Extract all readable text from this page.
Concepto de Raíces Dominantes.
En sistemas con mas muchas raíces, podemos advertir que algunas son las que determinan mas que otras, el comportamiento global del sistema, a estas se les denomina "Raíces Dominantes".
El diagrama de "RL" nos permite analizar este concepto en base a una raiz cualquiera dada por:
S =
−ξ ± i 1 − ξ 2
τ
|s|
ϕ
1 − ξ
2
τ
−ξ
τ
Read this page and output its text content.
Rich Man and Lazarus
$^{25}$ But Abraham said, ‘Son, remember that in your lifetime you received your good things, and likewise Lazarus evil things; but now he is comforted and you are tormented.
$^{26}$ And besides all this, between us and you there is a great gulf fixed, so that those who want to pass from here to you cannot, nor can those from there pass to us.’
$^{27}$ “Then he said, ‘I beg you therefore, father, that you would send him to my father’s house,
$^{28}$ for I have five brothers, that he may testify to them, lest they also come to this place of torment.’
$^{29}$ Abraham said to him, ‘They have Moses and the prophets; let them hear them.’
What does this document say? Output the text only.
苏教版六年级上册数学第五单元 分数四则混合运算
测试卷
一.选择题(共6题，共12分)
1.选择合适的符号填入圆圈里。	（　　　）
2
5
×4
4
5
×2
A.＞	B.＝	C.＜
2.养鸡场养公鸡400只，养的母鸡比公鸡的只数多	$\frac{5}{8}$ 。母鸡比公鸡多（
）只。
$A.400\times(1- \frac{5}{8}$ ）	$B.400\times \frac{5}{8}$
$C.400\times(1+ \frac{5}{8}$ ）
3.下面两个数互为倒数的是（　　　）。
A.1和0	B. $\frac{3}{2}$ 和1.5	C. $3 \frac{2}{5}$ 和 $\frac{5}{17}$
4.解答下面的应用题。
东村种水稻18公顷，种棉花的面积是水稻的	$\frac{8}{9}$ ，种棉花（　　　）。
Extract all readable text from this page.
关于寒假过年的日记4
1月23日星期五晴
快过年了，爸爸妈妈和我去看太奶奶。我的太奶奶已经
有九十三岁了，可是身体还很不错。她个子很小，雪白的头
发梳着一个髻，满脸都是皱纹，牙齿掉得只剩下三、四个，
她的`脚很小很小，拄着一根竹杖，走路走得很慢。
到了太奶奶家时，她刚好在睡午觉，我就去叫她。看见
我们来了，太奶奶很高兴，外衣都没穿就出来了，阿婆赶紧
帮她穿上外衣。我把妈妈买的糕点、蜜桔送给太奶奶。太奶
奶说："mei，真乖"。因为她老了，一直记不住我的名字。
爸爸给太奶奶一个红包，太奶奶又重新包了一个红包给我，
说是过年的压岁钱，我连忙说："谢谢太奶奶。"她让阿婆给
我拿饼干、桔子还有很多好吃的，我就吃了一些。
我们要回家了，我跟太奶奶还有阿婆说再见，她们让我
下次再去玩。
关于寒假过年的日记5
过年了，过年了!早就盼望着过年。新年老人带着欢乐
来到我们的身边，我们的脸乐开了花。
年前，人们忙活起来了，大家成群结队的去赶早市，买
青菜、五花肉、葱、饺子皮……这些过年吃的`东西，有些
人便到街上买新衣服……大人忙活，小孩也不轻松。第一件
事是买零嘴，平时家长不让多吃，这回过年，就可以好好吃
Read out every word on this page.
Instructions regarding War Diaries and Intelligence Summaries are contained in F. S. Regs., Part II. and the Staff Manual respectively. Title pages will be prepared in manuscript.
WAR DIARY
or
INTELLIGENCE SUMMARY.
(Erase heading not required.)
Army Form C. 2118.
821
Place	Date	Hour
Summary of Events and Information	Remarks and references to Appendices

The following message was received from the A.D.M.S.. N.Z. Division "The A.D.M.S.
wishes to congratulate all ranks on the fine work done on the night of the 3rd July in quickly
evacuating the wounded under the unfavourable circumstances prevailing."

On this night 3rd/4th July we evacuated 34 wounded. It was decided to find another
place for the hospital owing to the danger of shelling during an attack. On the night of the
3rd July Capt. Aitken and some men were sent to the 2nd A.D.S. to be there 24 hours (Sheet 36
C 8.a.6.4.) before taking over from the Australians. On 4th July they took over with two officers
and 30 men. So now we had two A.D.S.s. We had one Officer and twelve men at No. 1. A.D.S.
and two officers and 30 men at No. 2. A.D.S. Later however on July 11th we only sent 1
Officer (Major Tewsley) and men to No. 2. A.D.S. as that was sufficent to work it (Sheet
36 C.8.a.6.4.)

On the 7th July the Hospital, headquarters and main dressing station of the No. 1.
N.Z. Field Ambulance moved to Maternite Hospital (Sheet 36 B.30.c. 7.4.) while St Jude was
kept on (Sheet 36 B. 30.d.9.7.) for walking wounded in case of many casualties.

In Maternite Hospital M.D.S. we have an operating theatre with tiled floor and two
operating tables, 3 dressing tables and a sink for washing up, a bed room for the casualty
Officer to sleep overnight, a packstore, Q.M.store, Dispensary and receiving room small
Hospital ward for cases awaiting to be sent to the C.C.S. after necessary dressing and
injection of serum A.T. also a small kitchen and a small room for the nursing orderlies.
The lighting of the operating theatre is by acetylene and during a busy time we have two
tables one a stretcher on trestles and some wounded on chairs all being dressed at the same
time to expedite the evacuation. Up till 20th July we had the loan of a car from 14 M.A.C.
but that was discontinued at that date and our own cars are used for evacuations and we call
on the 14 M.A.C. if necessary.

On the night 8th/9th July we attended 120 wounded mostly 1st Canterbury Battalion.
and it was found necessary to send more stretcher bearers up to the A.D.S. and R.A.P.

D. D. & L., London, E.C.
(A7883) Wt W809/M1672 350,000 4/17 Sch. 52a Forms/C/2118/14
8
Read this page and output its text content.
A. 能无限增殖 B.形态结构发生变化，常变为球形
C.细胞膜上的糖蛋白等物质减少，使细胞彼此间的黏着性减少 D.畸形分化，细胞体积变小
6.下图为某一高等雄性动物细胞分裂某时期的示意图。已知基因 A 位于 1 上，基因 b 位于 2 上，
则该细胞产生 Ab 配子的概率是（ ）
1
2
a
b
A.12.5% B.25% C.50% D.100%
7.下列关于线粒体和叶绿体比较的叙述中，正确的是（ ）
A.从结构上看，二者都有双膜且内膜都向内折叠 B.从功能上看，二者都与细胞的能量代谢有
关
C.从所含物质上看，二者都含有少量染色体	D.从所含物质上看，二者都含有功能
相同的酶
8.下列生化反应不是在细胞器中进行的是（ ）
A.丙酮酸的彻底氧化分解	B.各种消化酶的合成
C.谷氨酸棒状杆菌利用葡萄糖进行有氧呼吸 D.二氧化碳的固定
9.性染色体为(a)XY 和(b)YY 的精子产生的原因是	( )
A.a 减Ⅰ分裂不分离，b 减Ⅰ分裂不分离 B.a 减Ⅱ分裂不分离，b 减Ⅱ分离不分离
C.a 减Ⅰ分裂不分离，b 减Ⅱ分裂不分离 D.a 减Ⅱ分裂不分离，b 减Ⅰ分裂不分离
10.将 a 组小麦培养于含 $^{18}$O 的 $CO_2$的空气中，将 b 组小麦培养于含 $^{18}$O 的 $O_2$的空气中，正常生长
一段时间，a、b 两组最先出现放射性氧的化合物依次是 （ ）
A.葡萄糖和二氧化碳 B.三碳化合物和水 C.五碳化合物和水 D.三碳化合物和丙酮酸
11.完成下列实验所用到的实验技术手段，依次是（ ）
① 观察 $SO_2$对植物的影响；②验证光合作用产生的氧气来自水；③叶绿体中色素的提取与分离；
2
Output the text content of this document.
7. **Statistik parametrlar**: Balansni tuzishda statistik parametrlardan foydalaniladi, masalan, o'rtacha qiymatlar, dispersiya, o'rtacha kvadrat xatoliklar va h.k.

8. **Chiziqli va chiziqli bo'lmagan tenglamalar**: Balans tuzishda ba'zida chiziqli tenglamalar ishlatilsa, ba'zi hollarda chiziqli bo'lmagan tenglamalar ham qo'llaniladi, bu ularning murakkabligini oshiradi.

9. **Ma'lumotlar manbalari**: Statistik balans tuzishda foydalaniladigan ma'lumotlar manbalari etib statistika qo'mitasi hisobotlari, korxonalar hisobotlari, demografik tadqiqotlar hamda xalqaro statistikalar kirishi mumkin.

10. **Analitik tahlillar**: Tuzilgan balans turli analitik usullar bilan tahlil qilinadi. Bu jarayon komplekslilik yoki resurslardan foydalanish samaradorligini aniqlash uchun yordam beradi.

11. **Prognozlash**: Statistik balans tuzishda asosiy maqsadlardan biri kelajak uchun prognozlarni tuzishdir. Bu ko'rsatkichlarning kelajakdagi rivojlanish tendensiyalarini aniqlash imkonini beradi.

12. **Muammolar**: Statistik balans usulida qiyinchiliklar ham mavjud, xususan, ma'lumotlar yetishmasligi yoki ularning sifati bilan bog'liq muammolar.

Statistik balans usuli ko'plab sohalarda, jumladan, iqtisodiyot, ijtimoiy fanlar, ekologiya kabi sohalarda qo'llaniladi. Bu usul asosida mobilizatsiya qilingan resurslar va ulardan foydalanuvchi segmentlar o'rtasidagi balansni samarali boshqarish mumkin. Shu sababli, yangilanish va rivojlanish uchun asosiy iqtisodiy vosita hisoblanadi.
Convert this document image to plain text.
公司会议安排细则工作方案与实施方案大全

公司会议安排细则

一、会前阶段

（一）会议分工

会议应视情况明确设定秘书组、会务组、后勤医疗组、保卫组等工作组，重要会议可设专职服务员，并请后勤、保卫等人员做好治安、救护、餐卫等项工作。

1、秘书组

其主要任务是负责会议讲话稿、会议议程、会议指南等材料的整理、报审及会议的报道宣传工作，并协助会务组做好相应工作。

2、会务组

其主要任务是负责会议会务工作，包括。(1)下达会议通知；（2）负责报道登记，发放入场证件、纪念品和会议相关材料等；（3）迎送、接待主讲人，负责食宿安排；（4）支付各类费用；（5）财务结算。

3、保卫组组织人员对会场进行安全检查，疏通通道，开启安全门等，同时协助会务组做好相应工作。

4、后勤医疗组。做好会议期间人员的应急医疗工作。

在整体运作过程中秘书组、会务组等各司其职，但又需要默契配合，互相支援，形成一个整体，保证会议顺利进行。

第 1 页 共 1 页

----------------

▸ **WHAT TO DO**
Return each line in the records that holds the string "operating".

▸ **SOLUTION TO THE EXERCISE**
In Maternite Hospital M.D.S. we have an operating theatre with tiled floor and two
operating tables, 3 dressing tables and a sink for washing up, a bed room for the casualty
The lighting of the operating theatre is by acetylene and during a busy time we have two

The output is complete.